EXERCISE AIM ->
Using the records provided below, locate and copy each line that contains the word "values".

SUPPLIED MATERIAL ->
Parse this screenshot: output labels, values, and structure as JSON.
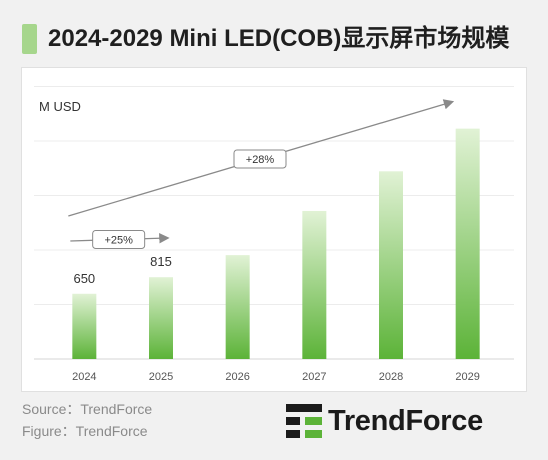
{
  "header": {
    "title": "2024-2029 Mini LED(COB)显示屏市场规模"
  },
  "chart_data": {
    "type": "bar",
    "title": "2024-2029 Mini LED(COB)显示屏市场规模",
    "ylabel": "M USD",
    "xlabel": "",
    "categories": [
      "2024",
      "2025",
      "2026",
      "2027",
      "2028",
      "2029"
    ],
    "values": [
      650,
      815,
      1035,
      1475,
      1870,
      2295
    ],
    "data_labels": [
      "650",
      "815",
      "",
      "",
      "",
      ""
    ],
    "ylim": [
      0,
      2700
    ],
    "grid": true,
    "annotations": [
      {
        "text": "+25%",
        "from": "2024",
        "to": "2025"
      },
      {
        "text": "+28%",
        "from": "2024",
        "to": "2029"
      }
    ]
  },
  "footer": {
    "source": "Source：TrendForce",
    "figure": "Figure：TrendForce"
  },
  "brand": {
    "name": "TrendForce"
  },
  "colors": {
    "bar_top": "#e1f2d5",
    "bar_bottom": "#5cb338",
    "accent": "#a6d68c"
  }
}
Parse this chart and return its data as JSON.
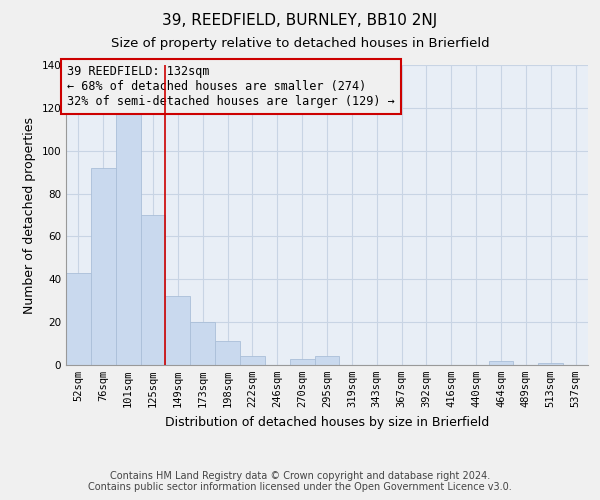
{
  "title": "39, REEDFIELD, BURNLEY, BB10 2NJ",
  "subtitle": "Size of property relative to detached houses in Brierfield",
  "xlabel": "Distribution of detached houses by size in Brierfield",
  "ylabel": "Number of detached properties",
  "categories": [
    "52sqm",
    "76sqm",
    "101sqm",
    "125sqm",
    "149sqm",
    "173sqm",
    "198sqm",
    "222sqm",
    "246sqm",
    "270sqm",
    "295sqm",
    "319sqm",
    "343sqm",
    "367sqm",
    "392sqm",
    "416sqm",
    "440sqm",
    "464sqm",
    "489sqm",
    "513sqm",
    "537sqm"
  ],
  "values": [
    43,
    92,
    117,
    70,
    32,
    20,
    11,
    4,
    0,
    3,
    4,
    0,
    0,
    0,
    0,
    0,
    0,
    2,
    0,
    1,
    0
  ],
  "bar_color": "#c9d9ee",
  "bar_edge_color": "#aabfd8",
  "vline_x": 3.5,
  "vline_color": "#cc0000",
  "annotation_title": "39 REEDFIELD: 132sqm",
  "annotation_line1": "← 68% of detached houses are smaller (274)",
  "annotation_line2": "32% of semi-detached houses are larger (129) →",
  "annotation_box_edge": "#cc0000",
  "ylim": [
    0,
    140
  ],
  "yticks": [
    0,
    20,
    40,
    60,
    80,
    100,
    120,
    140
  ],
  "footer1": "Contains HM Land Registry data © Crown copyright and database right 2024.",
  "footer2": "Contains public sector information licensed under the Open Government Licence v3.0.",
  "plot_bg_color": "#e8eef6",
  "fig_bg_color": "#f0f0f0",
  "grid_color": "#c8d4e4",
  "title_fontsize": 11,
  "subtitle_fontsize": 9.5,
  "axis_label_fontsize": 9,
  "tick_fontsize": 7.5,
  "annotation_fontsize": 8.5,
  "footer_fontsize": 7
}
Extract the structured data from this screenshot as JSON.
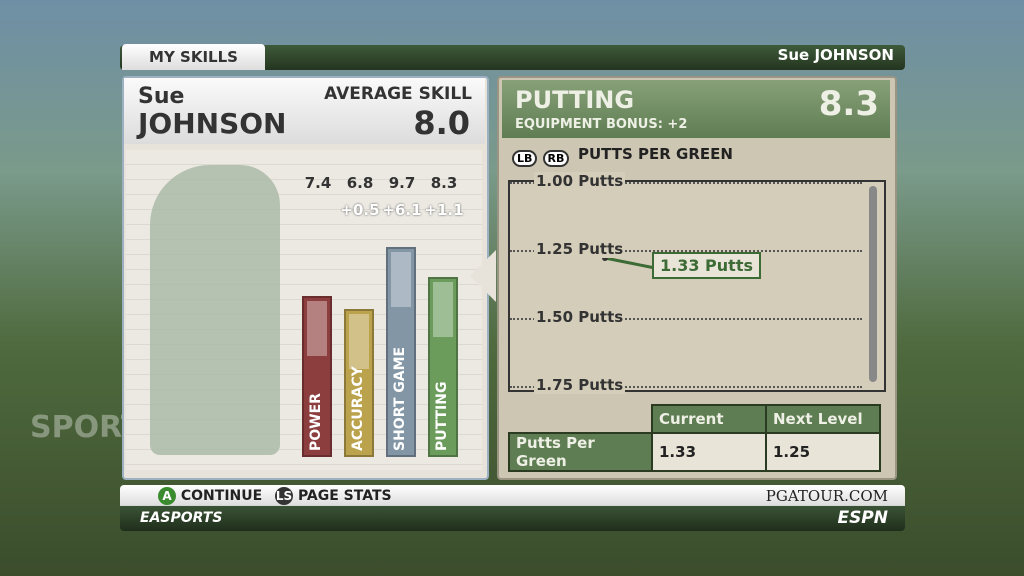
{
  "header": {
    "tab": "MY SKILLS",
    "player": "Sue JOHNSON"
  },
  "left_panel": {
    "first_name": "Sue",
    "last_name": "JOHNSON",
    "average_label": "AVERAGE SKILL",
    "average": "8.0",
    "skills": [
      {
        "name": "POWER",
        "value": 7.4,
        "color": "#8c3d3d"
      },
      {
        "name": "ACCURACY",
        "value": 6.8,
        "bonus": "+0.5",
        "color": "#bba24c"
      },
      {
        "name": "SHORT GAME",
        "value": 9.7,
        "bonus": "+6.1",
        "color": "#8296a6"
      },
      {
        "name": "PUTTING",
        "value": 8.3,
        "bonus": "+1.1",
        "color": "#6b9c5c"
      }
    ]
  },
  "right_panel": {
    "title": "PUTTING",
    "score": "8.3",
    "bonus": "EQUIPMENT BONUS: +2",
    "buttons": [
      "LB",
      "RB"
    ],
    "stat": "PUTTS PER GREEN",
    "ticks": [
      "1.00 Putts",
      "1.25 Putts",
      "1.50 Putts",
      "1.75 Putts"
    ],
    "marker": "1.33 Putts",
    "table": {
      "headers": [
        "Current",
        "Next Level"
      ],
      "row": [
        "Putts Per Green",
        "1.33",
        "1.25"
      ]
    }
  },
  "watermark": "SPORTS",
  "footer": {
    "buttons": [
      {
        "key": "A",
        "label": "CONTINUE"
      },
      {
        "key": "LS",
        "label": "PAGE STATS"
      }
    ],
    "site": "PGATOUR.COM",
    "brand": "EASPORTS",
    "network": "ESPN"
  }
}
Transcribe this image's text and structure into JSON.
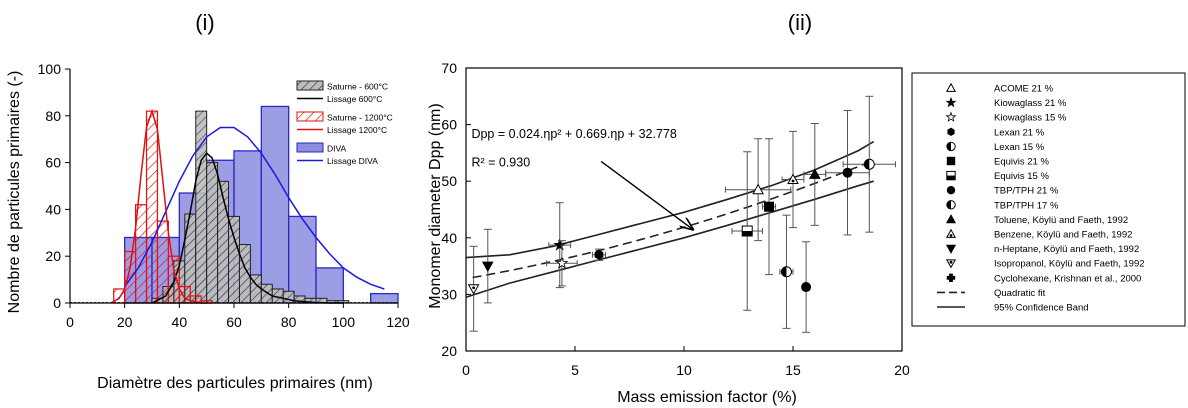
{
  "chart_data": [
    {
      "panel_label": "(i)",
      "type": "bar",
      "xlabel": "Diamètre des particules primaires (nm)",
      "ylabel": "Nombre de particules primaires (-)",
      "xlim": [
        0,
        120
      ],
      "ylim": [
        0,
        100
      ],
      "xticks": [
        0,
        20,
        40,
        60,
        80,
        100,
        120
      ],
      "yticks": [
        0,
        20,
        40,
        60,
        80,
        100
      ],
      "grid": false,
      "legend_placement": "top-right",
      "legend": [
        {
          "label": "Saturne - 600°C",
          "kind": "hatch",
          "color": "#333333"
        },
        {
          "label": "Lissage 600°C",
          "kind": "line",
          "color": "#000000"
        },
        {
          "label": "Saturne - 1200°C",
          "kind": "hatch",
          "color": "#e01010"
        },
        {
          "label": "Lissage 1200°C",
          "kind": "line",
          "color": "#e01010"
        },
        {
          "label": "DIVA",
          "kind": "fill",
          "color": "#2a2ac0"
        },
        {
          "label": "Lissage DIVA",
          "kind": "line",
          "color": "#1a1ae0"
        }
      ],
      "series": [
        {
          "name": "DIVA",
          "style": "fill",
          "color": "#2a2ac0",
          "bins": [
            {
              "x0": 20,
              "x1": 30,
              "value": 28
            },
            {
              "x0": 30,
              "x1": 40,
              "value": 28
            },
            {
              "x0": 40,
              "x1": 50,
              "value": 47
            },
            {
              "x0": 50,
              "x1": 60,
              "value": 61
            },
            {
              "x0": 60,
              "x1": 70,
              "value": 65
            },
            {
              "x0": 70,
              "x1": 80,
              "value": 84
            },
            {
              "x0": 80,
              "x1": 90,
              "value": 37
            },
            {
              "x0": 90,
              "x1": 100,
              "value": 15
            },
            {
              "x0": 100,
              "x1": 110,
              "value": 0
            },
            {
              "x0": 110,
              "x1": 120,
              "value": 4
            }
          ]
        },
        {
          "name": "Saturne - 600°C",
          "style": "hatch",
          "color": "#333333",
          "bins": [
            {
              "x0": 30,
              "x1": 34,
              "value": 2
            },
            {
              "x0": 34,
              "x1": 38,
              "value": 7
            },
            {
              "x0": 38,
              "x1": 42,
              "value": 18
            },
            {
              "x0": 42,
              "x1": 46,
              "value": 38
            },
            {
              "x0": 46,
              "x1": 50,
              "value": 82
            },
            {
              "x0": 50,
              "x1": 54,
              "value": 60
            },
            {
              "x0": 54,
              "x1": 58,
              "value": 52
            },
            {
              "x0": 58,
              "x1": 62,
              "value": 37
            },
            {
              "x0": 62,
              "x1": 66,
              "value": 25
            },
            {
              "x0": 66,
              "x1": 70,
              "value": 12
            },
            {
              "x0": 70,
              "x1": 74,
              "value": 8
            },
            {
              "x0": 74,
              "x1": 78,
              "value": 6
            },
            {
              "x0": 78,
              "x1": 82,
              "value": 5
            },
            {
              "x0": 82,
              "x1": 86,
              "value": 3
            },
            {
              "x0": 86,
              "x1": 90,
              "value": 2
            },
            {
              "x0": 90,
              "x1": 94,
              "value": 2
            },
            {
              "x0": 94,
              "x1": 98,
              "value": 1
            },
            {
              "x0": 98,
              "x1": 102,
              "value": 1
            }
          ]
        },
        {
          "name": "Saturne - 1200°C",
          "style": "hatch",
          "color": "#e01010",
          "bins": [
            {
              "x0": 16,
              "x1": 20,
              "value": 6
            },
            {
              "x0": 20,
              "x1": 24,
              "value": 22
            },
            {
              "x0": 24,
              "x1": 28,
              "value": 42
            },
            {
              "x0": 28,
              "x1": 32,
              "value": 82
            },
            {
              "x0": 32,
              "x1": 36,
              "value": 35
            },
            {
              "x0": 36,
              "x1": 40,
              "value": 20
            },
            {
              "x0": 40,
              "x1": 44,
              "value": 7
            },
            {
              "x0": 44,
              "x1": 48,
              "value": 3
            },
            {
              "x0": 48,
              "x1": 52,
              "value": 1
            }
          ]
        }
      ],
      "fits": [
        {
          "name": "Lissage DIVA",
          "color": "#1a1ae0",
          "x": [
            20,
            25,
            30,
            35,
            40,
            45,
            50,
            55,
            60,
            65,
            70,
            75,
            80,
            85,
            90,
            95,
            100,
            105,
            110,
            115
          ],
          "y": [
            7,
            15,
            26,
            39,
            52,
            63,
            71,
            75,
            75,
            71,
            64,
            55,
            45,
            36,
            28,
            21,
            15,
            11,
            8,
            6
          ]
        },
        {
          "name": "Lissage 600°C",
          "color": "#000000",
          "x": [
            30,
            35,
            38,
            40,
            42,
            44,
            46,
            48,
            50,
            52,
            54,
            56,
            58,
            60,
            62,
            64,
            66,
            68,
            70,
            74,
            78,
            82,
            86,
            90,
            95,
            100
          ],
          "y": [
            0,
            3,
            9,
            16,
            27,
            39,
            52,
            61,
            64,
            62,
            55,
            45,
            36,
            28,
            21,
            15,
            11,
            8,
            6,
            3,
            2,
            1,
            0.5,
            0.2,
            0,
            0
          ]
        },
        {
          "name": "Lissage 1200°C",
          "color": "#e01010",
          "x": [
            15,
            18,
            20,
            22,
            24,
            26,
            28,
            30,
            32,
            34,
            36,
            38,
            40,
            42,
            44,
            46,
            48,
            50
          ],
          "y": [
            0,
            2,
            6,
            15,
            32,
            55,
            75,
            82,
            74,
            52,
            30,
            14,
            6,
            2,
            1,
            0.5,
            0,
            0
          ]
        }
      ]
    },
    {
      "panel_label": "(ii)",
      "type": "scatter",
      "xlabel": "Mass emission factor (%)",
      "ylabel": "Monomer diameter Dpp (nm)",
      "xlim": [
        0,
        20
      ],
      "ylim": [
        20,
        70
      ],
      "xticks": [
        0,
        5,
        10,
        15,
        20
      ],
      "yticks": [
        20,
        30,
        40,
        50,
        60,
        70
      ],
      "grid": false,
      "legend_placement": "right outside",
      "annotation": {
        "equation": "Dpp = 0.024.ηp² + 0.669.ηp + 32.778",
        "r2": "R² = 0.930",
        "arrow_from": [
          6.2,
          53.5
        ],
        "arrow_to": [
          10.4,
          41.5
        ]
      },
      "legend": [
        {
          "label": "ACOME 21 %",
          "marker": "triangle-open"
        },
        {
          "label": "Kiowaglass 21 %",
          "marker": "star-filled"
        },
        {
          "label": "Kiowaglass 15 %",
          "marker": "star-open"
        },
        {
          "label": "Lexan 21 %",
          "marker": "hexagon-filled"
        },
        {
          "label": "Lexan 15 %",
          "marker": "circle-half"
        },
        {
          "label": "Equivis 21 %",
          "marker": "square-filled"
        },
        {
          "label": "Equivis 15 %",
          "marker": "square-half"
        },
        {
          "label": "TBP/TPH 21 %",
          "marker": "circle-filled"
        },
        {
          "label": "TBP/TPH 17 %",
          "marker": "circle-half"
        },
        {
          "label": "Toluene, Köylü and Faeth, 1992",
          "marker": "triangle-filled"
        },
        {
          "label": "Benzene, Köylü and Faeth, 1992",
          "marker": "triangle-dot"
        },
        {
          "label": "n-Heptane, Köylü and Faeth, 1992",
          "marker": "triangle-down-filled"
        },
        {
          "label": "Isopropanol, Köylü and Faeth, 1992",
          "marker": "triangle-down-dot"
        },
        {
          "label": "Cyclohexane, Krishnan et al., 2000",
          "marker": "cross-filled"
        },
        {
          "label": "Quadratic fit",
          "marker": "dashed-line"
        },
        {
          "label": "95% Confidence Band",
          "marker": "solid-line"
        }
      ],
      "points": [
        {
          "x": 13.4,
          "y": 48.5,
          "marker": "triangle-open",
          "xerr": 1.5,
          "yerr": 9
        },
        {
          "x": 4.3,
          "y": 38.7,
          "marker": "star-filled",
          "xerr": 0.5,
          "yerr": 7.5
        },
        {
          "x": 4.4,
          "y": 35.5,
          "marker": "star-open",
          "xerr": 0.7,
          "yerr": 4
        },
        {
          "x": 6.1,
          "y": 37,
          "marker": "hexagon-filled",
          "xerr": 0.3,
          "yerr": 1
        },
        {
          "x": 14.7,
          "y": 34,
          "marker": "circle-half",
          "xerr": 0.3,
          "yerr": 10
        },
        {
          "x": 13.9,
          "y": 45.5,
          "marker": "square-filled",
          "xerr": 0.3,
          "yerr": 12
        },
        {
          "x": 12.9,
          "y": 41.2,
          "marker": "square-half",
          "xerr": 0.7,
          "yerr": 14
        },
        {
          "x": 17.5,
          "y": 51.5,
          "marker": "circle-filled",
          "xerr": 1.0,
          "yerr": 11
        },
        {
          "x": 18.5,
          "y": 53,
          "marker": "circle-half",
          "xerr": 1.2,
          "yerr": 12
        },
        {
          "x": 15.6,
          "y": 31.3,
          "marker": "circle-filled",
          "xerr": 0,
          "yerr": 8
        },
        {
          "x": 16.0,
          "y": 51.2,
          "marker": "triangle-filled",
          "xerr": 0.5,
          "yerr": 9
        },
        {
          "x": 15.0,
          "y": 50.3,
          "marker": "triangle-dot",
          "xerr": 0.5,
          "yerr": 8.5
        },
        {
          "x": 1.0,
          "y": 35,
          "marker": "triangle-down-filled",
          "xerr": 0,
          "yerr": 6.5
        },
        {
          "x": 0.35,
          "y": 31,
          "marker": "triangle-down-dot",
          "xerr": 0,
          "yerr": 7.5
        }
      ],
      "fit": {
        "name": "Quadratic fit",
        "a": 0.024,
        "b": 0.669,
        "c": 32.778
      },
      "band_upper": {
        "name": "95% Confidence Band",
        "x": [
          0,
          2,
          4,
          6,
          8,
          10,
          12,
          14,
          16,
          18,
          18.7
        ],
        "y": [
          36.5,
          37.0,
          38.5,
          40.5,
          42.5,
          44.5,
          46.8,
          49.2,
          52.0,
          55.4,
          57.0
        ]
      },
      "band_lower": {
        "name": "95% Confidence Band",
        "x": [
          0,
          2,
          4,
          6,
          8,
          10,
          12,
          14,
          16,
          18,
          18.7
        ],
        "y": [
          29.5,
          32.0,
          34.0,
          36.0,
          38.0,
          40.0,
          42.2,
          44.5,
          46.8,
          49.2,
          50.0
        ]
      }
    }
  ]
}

RESULT OF THE EXERCISE ->
Parse this screenshot: output labels, values, and structure as JSON.
    "values": [
  "values": [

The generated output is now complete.